== Segment start ==
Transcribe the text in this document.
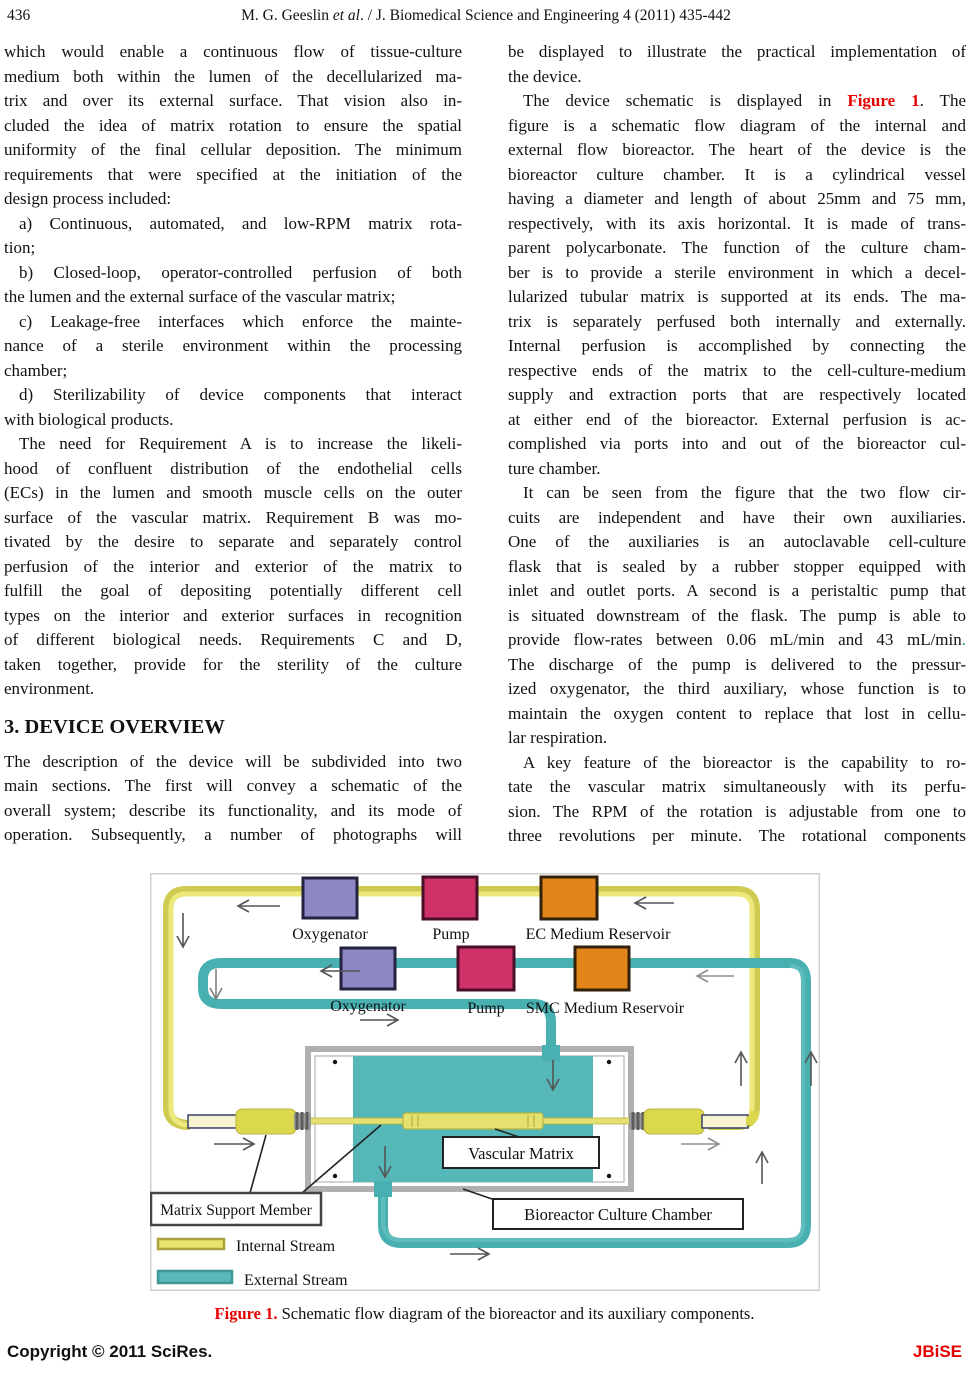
436	M. G. Geeslin et al. / J. Biomedical Science and Engineering 4 (2011) 435-442
which would enable a continuous flow of tissue-culture
medium both within the lumen of the decellularized ma-
trix and over its external surface. That vision also in-
cluded the idea of matrix rotation to ensure the spatial
uniformity of the final cellular deposition. The minimum
requirements that were specified at the initiation of the
design process included:
a) Continuous, automated, and low-RPM matrix rota-
tion;
b) Closed-loop, operator-controlled perfusion of both
the lumen and the external surface of the vascular matrix;
c) Leakage-free interfaces which enforce the mainte-
nance of a sterile environment within the processing
chamber;
d) Sterilizability of device components that interact
with biological products.
The need for Requirement A is to increase the likeli-
hood of confluent distribution of the endothelial cells
(ECs) in the lumen and smooth muscle cells on the outer
surface of the vascular matrix. Requirement B was mo-
tivated by the desire to separate and separately control
perfusion of the interior and exterior of the matrix to
fulfill the goal of depositing potentially different cell
types on the interior and exterior surfaces in recognition
of different biological needs. Requirements C and D,
taken together, provide for the sterility of the culture
environment.
3. DEVICE OVERVIEW
The description of the device will be subdivided into two
main sections. The first will convey a schematic of the
overall system; describe its functionality, and its mode of
operation. Subsequently, a number of photographs will
be displayed to illustrate the practical implementation of
the device.
The device schematic is displayed in Figure 1. The
figure is a schematic flow diagram of the internal and
external flow bioreactor. The heart of the device is the
bioreactor culture chamber. It is a cylindrical vessel
having a diameter and length of about 25mm and 75 mm,
respectively, with its axis horizontal. It is made of trans-
parent polycarbonate. The function of the culture cham-
ber is to provide a sterile environment in which a decel-
lularized tubular matrix is supported at its ends. The ma-
trix is separately perfused both internally and externally.
Internal perfusion is accomplished by connecting the
respective ends of the matrix to the cell-culture-medium
supply and extraction ports that are respectively located
at either end of the bioreactor. External perfusion is ac-
complished via ports into and out of the bioreactor cul-
ture chamber.
It can be seen from the figure that the two flow cir-
cuits are independent and have their own auxiliaries.
One of the auxiliaries is an autoclavable cell-culture
flask that is sealed by a rubber stopper equipped with
inlet and outlet ports. A second is a peristaltic pump that
is situated downstream of the flask. The pump is able to
provide flow-rates between 0.06 mL/min and 43 mL/min.
The discharge of the pump is delivered to the pressur-
ized oxygenator, the third auxiliary, whose function is to
maintain the oxygen content to replace that lost in cellu-
lar respiration.
A key feature of the bioreactor is the capability to ro-
tate the vascular matrix simultaneously with its perfu-
sion. The RPM of the rotation is adjustable from one to
three revolutions per minute. The rotational components
Oxygenator	Pump	EC Medium Reservoir
Oxygenator	Pump SMC Medium Reservoir
Vascular Matrix
Matrix Support Member	Bioreactor Culture Chamber
Internal Stream
External Stream
Figure 1. Schematic flow diagram of the bioreactor and its auxiliary components.
Copyright © 2011 SciRes.	JBiSE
== Segment end ==
§ **Your task**: Return every entry from the listing above exactly as it stands, leaving out any picture.

§ **Problem solution**:
Transcribe the text in this document.
436	M. G. Geeslin et al. / J. Biomedical Science and Engineering 4 (2011) 435-442
which would enable a continuous flow of tissue-culture
medium both within the lumen of the decellularized ma-
trix and over its external surface. That vision also in-
cluded the idea of matrix rotation to ensure the spatial
uniformity of the final cellular deposition. The minimum
requirements that were specified at the initiation of the
design process included:
a) Continuous, automated, and low-RPM matrix rota-
tion;
b) Closed-loop, operator-controlled perfusion of both
the lumen and the external surface of the vascular matrix;
c) Leakage-free interfaces which enforce the mainte-
nance of a sterile environment within the processing
chamber;
d) Sterilizability of device components that interact
with biological products.
The need for Requirement A is to increase the likeli-
hood of confluent distribution of the endothelial cells
(ECs) in the lumen and smooth muscle cells on the outer
surface of the vascular matrix. Requirement B was mo-
tivated by the desire to separate and separately control
perfusion of the interior and exterior of the matrix to
fulfill the goal of depositing potentially different cell
types on the interior and exterior surfaces in recognition
of different biological needs. Requirements C and D,
taken together, provide for the sterility of the culture
environment.
3. DEVICE OVERVIEW
The description of the device will be subdivided into two
main sections. The first will convey a schematic of the
overall system; describe its functionality, and its mode of
operation. Subsequently, a number of photographs will
be displayed to illustrate the practical implementation of
the device.
The device schematic is displayed in Figure 1. The
figure is a schematic flow diagram of the internal and
external flow bioreactor. The heart of the device is the
bioreactor culture chamber. It is a cylindrical vessel
having a diameter and length of about 25mm and 75 mm,
respectively, with its axis horizontal. It is made of trans-
parent polycarbonate. The function of the culture cham-
ber is to provide a sterile environment in which a decel-
lularized tubular matrix is supported at its ends. The ma-
trix is separately perfused both internally and externally.
Internal perfusion is accomplished by connecting the
respective ends of the matrix to the cell-culture-medium
supply and extraction ports that are respectively located
at either end of the bioreactor. External perfusion is ac-
complished via ports into and out of the bioreactor cul-
ture chamber.
It can be seen from the figure that the two flow cir-
cuits are independent and have their own auxiliaries.
One of the auxiliaries is an autoclavable cell-culture
flask that is sealed by a rubber stopper equipped with
inlet and outlet ports. A second is a peristaltic pump that
is situated downstream of the flask. The pump is able to
provide flow-rates between 0.06 mL/min and 43 mL/min.
The discharge of the pump is delivered to the pressur-
ized oxygenator, the third auxiliary, whose function is to
maintain the oxygen content to replace that lost in cellu-
lar respiration.
A key feature of the bioreactor is the capability to ro-
tate the vascular matrix simultaneously with its perfu-
sion. The RPM of the rotation is adjustable from one to
three revolutions per minute. The rotational components
Oxygenator	Pump	EC Medium Reservoir
Oxygenator	Pump SMC Medium Reservoir
Vascular Matrix
Matrix Support Member	Bioreactor Culture Chamber
Internal Stream
External Stream
Figure 1. Schematic flow diagram of the bioreactor and its auxiliary components.
Copyright © 2011 SciRes.	JBiSE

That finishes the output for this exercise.